→ **Task requirements**
Within the data, how many lines hold the word "header"? Answer with nothing but the number.

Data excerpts
• • • • •
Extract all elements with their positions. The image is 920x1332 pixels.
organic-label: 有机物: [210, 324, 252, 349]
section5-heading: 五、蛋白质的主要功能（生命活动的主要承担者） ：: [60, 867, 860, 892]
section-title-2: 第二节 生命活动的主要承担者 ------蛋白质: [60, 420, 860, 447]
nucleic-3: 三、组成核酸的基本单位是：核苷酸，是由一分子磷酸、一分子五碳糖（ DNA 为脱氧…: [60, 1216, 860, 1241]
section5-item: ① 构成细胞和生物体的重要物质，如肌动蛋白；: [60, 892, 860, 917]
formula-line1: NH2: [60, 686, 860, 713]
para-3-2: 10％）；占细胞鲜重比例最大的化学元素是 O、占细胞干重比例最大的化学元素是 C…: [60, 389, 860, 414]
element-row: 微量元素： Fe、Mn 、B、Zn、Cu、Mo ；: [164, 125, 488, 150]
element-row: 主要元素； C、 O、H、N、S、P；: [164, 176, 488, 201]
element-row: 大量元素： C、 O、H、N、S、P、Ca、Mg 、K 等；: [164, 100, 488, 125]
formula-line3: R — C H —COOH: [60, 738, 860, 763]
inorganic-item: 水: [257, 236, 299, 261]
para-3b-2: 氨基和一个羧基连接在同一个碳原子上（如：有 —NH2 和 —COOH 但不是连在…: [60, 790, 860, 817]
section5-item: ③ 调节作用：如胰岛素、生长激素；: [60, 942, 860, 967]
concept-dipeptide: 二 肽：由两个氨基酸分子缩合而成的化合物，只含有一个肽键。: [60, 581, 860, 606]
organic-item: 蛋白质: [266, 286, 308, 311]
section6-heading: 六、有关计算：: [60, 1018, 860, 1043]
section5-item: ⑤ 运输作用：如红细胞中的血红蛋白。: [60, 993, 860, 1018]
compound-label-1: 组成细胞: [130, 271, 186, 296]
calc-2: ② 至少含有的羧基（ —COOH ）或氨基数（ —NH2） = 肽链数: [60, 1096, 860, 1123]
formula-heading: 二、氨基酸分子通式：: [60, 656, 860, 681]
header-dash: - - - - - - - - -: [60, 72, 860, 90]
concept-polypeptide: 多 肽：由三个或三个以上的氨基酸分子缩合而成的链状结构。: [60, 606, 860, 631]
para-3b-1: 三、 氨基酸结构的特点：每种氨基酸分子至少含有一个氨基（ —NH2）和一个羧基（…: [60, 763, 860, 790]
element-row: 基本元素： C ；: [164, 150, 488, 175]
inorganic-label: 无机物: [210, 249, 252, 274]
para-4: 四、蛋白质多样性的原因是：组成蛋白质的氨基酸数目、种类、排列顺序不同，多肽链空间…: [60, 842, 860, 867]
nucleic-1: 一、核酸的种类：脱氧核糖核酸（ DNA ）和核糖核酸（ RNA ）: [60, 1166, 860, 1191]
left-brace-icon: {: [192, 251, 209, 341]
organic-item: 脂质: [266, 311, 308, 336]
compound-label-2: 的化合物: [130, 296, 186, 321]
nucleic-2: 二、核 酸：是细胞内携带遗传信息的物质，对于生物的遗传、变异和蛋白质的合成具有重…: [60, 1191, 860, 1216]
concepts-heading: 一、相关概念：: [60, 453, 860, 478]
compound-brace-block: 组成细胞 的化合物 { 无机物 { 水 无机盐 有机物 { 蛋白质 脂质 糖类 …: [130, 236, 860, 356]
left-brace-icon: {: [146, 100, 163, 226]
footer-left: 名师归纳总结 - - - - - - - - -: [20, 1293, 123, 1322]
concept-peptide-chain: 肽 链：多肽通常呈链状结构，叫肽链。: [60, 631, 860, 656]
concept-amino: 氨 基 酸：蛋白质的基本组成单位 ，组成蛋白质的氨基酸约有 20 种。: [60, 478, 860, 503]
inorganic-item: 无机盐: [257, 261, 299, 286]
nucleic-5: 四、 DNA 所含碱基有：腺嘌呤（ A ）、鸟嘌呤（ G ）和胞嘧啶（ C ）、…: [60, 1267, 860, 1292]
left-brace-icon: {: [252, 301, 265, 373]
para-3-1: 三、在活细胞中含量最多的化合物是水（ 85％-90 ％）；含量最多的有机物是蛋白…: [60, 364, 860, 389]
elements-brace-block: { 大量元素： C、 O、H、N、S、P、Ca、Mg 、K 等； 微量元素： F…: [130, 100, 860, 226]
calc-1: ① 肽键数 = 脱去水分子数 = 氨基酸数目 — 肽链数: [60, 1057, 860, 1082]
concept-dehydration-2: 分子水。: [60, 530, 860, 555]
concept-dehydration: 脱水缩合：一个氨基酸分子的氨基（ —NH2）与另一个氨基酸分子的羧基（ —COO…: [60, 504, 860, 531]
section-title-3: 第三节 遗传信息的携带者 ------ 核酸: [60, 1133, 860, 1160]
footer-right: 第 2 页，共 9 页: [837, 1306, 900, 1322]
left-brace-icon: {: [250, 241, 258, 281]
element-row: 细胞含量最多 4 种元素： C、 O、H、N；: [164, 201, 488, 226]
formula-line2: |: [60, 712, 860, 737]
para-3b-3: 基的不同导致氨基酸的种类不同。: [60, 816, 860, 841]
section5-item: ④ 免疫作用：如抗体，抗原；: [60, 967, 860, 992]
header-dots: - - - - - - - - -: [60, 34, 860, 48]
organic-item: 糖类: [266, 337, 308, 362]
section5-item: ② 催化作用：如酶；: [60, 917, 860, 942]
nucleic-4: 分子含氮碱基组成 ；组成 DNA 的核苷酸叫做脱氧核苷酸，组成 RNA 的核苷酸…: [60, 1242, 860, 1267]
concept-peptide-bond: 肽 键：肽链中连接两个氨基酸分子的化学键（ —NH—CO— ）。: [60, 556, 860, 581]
• • • • •
→ **Exercise response**
2